## [DIRECTIVE]
Reproduce the following records exactly from the line containing "Read this page and output its text content." onward, ending with the last line and including it.

## [TASK INPUTS]
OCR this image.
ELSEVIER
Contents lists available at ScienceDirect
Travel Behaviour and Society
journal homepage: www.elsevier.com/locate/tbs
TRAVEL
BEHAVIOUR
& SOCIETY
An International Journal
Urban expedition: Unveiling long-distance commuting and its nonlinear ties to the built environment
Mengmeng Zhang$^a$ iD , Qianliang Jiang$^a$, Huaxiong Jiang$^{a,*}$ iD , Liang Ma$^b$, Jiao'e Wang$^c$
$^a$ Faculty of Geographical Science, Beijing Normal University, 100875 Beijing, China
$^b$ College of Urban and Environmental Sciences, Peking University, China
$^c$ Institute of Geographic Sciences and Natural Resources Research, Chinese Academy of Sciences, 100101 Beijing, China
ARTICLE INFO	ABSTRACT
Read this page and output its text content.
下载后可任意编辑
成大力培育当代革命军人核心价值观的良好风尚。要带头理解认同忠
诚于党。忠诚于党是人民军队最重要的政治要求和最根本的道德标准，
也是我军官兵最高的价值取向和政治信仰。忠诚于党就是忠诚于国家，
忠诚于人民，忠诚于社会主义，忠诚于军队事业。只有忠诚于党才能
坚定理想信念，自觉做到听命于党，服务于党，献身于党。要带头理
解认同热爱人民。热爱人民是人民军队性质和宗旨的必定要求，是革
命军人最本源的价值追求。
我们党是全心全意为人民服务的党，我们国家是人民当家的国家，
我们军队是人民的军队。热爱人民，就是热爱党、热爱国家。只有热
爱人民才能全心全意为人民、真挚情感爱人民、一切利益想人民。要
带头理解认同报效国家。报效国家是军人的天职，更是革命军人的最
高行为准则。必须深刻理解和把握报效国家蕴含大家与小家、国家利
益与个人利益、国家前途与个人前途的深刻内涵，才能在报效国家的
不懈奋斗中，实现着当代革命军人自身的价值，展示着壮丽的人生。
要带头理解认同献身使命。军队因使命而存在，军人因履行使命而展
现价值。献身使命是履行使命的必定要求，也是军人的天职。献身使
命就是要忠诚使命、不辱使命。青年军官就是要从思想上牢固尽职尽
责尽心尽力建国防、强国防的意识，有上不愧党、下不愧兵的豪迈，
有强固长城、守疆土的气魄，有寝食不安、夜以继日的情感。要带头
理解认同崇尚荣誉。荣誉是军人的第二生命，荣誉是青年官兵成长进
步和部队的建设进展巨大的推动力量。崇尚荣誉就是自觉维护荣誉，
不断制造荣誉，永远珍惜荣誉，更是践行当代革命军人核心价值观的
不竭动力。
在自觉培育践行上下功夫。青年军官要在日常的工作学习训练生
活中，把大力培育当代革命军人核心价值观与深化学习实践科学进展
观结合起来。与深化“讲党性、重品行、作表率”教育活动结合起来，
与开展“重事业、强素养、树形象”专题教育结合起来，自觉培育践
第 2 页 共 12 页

## [FINAL RESULT]
Read this page and output its text content.
下载后可任意编辑
成大力培育当代革命军人核心价值观的良好风尚。要带头理解认同忠
诚于党。忠诚于党是人民军队最重要的政治要求和最根本的道德标准，
也是我军官兵最高的价值取向和政治信仰。忠诚于党就是忠诚于国家，
忠诚于人民，忠诚于社会主义，忠诚于军队事业。只有忠诚于党才能
坚定理想信念，自觉做到听命于党，服务于党，献身于党。要带头理
解认同热爱人民。热爱人民是人民军队性质和宗旨的必定要求，是革
命军人最本源的价值追求。
我们党是全心全意为人民服务的党，我们国家是人民当家的国家，
我们军队是人民的军队。热爱人民，就是热爱党、热爱国家。只有热
爱人民才能全心全意为人民、真挚情感爱人民、一切利益想人民。要
带头理解认同报效国家。报效国家是军人的天职，更是革命军人的最
高行为准则。必须深刻理解和把握报效国家蕴含大家与小家、国家利
益与个人利益、国家前途与个人前途的深刻内涵，才能在报效国家的
不懈奋斗中，实现着当代革命军人自身的价值，展示着壮丽的人生。
要带头理解认同献身使命。军队因使命而存在，军人因履行使命而展
现价值。献身使命是履行使命的必定要求，也是军人的天职。献身使
命就是要忠诚使命、不辱使命。青年军官就是要从思想上牢固尽职尽
责尽心尽力建国防、强国防的意识，有上不愧党、下不愧兵的豪迈，
有强固长城、守疆土的气魄，有寝食不安、夜以继日的情感。要带头
理解认同崇尚荣誉。荣誉是军人的第二生命，荣誉是青年官兵成长进
步和部队的建设进展巨大的推动力量。崇尚荣誉就是自觉维护荣誉，
不断制造荣誉，永远珍惜荣誉，更是践行当代革命军人核心价值观的
不竭动力。
在自觉培育践行上下功夫。青年军官要在日常的工作学习训练生
活中，把大力培育当代革命军人核心价值观与深化学习实践科学进展
观结合起来。与深化“讲党性、重品行、作表率”教育活动结合起来，
与开展“重事业、强素养、树形象”专题教育结合起来，自觉培育践
第 2 页 共 12 页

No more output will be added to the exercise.